- Short task -
Gather the lines from the material that contain "joints".

- Dataset excerpts -
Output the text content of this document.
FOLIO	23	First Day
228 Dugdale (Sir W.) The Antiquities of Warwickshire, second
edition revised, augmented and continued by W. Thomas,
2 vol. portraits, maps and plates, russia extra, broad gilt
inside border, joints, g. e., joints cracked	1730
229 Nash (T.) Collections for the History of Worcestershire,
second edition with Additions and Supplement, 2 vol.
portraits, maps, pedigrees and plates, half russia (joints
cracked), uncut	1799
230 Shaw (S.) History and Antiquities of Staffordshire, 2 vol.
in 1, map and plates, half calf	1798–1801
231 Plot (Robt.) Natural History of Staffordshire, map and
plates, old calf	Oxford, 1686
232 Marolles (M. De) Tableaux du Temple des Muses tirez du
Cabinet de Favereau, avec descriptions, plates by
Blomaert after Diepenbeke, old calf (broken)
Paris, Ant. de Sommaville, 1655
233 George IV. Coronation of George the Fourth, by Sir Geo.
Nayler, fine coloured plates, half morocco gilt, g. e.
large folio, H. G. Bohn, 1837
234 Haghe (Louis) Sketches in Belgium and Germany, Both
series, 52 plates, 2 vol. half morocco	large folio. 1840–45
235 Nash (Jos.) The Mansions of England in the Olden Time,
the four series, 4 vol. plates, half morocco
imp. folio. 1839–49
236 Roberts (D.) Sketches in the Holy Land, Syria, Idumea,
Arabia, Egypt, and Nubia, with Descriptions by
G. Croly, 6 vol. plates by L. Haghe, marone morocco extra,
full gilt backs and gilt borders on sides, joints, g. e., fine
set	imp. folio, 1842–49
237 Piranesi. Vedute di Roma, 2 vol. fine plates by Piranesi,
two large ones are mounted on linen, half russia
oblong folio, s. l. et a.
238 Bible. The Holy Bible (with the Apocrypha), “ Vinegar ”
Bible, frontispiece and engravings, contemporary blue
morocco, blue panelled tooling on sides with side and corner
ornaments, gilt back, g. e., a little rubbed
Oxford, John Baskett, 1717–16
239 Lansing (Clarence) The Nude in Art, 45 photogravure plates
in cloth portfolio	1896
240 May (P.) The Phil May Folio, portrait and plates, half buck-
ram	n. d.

- Task result -
inside border, joints, g. e., joints cracked	1730
portraits, maps, pedigrees and plates, half russia (joints
full gilt backs and gilt borders on sides, joints, g. e., fine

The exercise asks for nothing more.